Femmes hors-la-loi
Fayard – 02/2016
Maître Pascal Garbarini : « Quand les juges convoquent les épouses … »
« Le voyou qui a compris que la voyoucratie était un métier pose ce postulat: sa femme ne doit être informée de rien. Pour la protéger, elle: ne sachant rien, elle ne peut rien dire. Tant qu’à entreposer une cantine chez elle, autant qu’elle puisse démontrer qu’elle ne l’a jamais ouverte et qu’elle ignorait qu’elle contenait des armes !
« Quand les juges convoquent les épouses, ça se crispe. Les voyous ne comprennent pas. Une règle non écrite veut d’ailleurs qu’ils ne le fassent pas, même si une femme a nourri ou abrité son homme pendant sa cavale. Ils ne le font que dans l’espoir d’exercer une pression.
« Dans la société corse, la femme commande à la maison, selon le système du matriarcat. Ce n’est pas la testostérone qui régente la famille, la femme a son rôle à jouer. Elle peut être le gardien des postulats de la famille. Elle peut même assurer la relève en cas de période trouble, en fonction du respect qu’elle suscite.

JEU DE DONNÉES:
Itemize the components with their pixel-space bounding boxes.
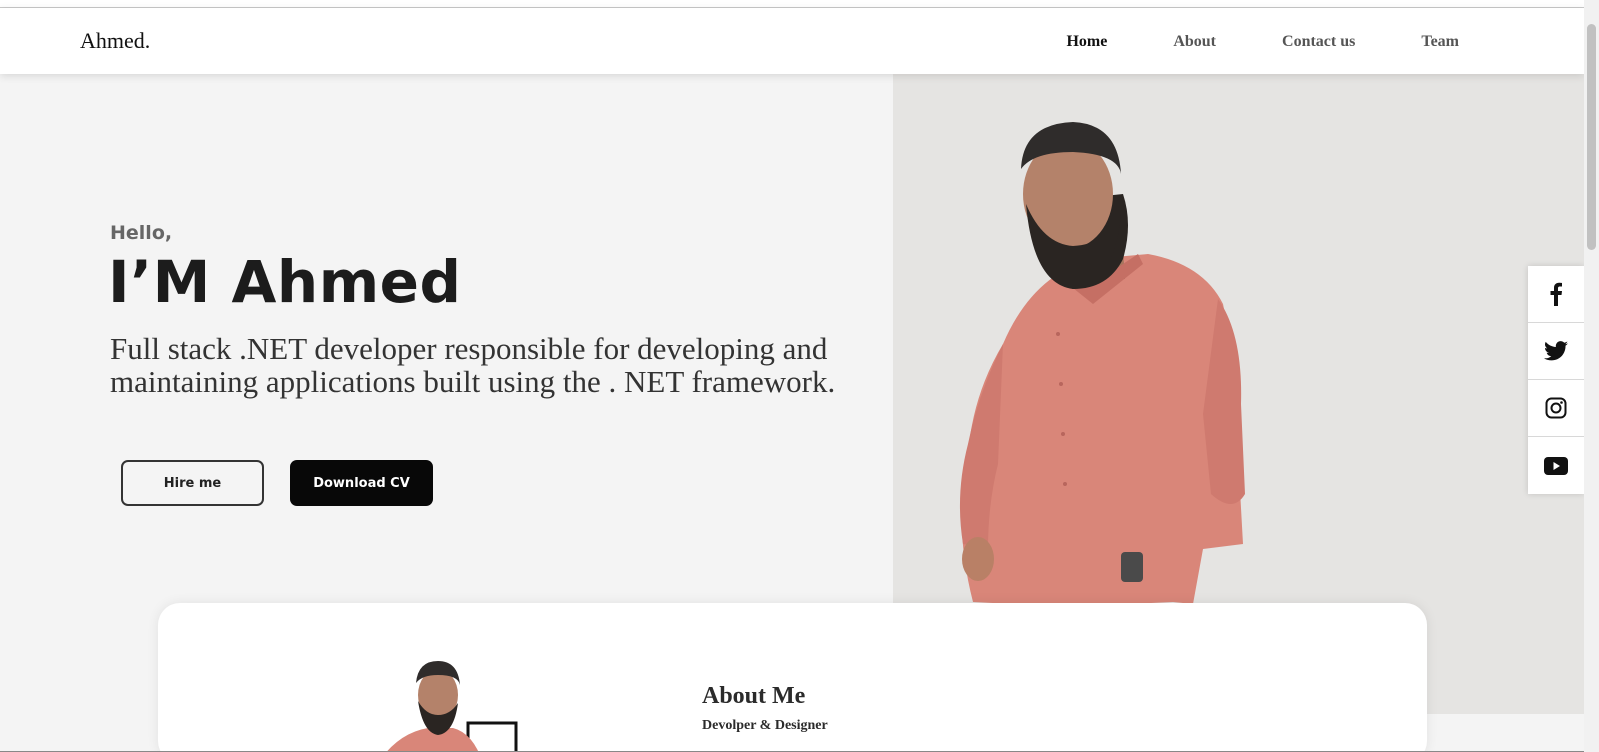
social-sidebar	[1528, 266, 1584, 494]
hero-greeting: Hello,	[110, 222, 173, 244]
scrollbar-thumb[interactable]	[1587, 24, 1596, 250]
hero-name: I’M Ahmed	[108, 248, 462, 316]
nav-contact-link[interactable]: Contact us	[1282, 33, 1355, 51]
download-cv-button[interactable]: Download CV	[290, 460, 433, 506]
hire-me-button[interactable]: Hire me	[121, 460, 264, 506]
nav-about-link[interactable]: About	[1173, 33, 1216, 51]
about-title: About Me	[702, 683, 806, 709]
youtube-icon[interactable]	[1528, 437, 1584, 494]
browser-top-line	[0, 0, 1584, 8]
instagram-icon[interactable]	[1528, 380, 1584, 437]
about-card: About Me Devolper & Designer	[158, 603, 1427, 752]
about-photo	[386, 661, 518, 752]
facebook-icon[interactable]	[1528, 266, 1584, 323]
nav-team-link[interactable]: Team	[1421, 33, 1459, 51]
brand-logo[interactable]: Ahmed.	[80, 28, 150, 54]
twitter-icon[interactable]	[1528, 323, 1584, 380]
main-nav: Home About Contact us Team	[1000, 33, 1459, 51]
hero-description: Full stack .NET developer responsible fo…	[110, 331, 836, 399]
nav-home-link[interactable]: Home	[1066, 33, 1107, 51]
navbar: Ahmed. Home About Contact us Team	[0, 8, 1584, 74]
page-scrollbar[interactable]	[1584, 0, 1599, 752]
about-subtitle: Devolper & Designer	[702, 718, 828, 733]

TÂCHES À RÉALISER:
**A.** Recopiez fidèlement le passage de l'extrait source qui va de « Femmes hors-la-loi » jusqu'à « des armes ! ».
**B.** Répondez à ces questions sur l'extrait source :
(i) Quel éditeur figure sous le titre ?
(ii) Selon Maître Garbarini, dans quel but le voyou ne doit-il informer sa femme de rien ?
(iii) Selon quel système la femme commande-t-elle à la maison dans la société corse ?
**C.** Traduisez en anglais cette phrase de l'extrait source : « Ce n’est pas la testostérone qui régente la famille, la femme a son rôle à jouer. »

RÉPONSES PAR TÂCHE:
**A.**
Femmes hors-la-loi
Fayard – 02/2016
Maître Pascal Garbarini : « Quand les juges convoquent les épouses … »
« Le voyou qui a compris que la voyoucratie était un métier pose ce postulat: sa femme ne doit être informée de rien. Pour la protéger, elle: ne sachant rien, elle ne peut rien dire. Tant qu’à entreposer une cantine chez elle, autant qu’elle puisse démontrer qu’elle ne l’a jamais ouverte et qu’elle ignorait qu’elle contenait des armes !

**B.**
(i) Fayard.
(ii) Pour la protéger.
(iii) Le matriarcat.

**C.** It is not testosterone that rules the family; the woman has her role to play.